-------- EXTRACTED DATA
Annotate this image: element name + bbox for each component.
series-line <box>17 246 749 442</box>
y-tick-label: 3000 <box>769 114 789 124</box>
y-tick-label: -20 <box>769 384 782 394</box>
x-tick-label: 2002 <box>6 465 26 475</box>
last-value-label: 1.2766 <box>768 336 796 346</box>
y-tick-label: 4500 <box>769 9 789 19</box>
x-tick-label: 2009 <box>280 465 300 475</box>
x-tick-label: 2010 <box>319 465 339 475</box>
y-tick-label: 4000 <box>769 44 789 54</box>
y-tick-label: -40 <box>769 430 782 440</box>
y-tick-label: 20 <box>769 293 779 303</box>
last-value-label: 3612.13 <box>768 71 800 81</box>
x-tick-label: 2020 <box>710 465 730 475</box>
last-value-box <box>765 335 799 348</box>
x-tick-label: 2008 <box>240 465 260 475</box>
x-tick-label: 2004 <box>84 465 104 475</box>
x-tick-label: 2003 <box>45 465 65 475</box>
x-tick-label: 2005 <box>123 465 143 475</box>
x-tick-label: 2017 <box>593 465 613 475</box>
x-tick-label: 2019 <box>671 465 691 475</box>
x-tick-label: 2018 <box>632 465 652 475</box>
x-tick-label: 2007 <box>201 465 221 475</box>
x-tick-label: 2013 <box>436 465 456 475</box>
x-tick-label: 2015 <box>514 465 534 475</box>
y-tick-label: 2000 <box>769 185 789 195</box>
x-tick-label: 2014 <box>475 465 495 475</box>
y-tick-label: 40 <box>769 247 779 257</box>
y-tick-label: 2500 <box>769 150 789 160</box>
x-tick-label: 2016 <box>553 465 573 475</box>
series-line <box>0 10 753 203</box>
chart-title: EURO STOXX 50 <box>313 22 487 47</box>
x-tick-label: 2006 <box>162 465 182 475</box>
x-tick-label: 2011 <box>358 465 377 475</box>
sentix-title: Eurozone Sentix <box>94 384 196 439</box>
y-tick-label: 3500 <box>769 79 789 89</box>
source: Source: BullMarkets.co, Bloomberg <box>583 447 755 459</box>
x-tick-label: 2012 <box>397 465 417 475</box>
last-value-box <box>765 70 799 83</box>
----------------
### PROBLEM STATEMENT
Rename "series-line" to "data-line" in all of the rows above and reproduce them with every other character left the same.

### RESPONSE TO THIS EXERCISE
Annotate this image: element name + bbox for each component.
data-line <box>17 246 749 442</box>
y-tick-label: 3000 <box>769 114 789 124</box>
y-tick-label: -20 <box>769 384 782 394</box>
x-tick-label: 2002 <box>6 465 26 475</box>
last-value-label: 1.2766 <box>768 336 796 346</box>
y-tick-label: 4500 <box>769 9 789 19</box>
x-tick-label: 2009 <box>280 465 300 475</box>
x-tick-label: 2010 <box>319 465 339 475</box>
y-tick-label: 4000 <box>769 44 789 54</box>
y-tick-label: -40 <box>769 430 782 440</box>
y-tick-label: 20 <box>769 293 779 303</box>
last-value-label: 3612.13 <box>768 71 800 81</box>
x-tick-label: 2020 <box>710 465 730 475</box>
last-value-box <box>765 335 799 348</box>
x-tick-label: 2008 <box>240 465 260 475</box>
x-tick-label: 2004 <box>84 465 104 475</box>
x-tick-label: 2003 <box>45 465 65 475</box>
x-tick-label: 2005 <box>123 465 143 475</box>
x-tick-label: 2017 <box>593 465 613 475</box>
x-tick-label: 2019 <box>671 465 691 475</box>
x-tick-label: 2018 <box>632 465 652 475</box>
x-tick-label: 2007 <box>201 465 221 475</box>
x-tick-label: 2013 <box>436 465 456 475</box>
x-tick-label: 2015 <box>514 465 534 475</box>
y-tick-label: 2000 <box>769 185 789 195</box>
x-tick-label: 2014 <box>475 465 495 475</box>
y-tick-label: 40 <box>769 247 779 257</box>
y-tick-label: 2500 <box>769 150 789 160</box>
x-tick-label: 2016 <box>553 465 573 475</box>
data-line <box>0 10 753 203</box>
chart-title: EURO STOXX 50 <box>313 22 487 47</box>
x-tick-label: 2006 <box>162 465 182 475</box>
x-tick-label: 2011 <box>358 465 377 475</box>
sentix-title: Eurozone Sentix <box>94 384 196 439</box>
y-tick-label: 3500 <box>769 79 789 89</box>
source: Source: BullMarkets.co, Bloomberg <box>583 447 755 459</box>
x-tick-label: 2012 <box>397 465 417 475</box>
last-value-box <box>765 70 799 83</box>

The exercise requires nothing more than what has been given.